"""
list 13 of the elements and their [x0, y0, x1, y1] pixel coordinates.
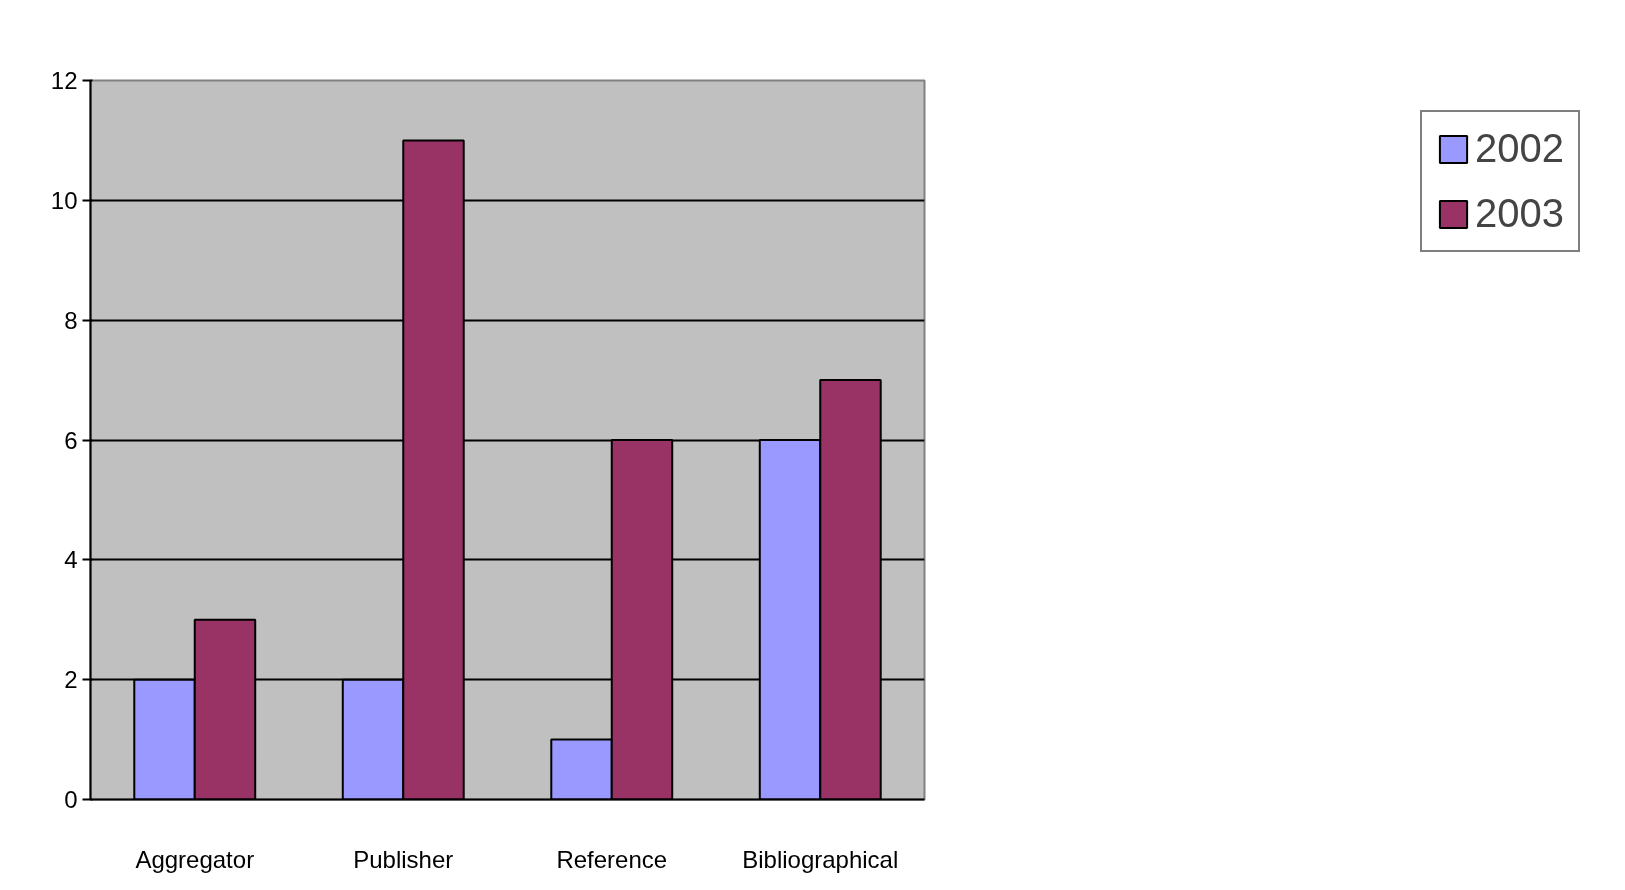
x-tick-label: Publisher: [353, 845, 454, 873]
x-tick-label: Reference: [556, 845, 668, 873]
y-tick-label: 2: [64, 666, 78, 694]
legend-label: 2003: [1475, 191, 1564, 236]
legend-label: 2002: [1475, 126, 1564, 171]
x-tick-label: Aggregator: [135, 845, 255, 873]
y-tick-label: 6: [64, 426, 78, 454]
y-tick-label: 10: [50, 186, 78, 214]
y-tick-label: 8: [64, 306, 78, 334]
y-tick-label: 12: [50, 67, 78, 94]
y-tick-label: 4: [64, 546, 78, 574]
y-tick-label: 0: [64, 786, 78, 813]
x-tick-label: Bibliographical: [742, 845, 899, 873]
"""
*Task brief:*
Reproduce every line of the entries above word for word, leaving out the picture.

*Solution for this task:*
list 13 of the elements and their [x0, y0, x1, y1] pixel coordinates.
x-tick-label: Publisher: [353, 845, 454, 873]
x-tick-label: Reference: [556, 845, 668, 873]
y-tick-label: 2: [64, 666, 78, 694]
legend-label: 2003: [1475, 191, 1564, 236]
legend-label: 2002: [1475, 126, 1564, 171]
x-tick-label: Aggregator: [135, 845, 255, 873]
y-tick-label: 6: [64, 426, 78, 454]
y-tick-label: 10: [50, 186, 78, 214]
y-tick-label: 8: [64, 306, 78, 334]
y-tick-label: 12: [50, 67, 78, 94]
y-tick-label: 4: [64, 546, 78, 574]
y-tick-label: 0: [64, 786, 78, 813]
x-tick-label: Bibliographical: [742, 845, 899, 873]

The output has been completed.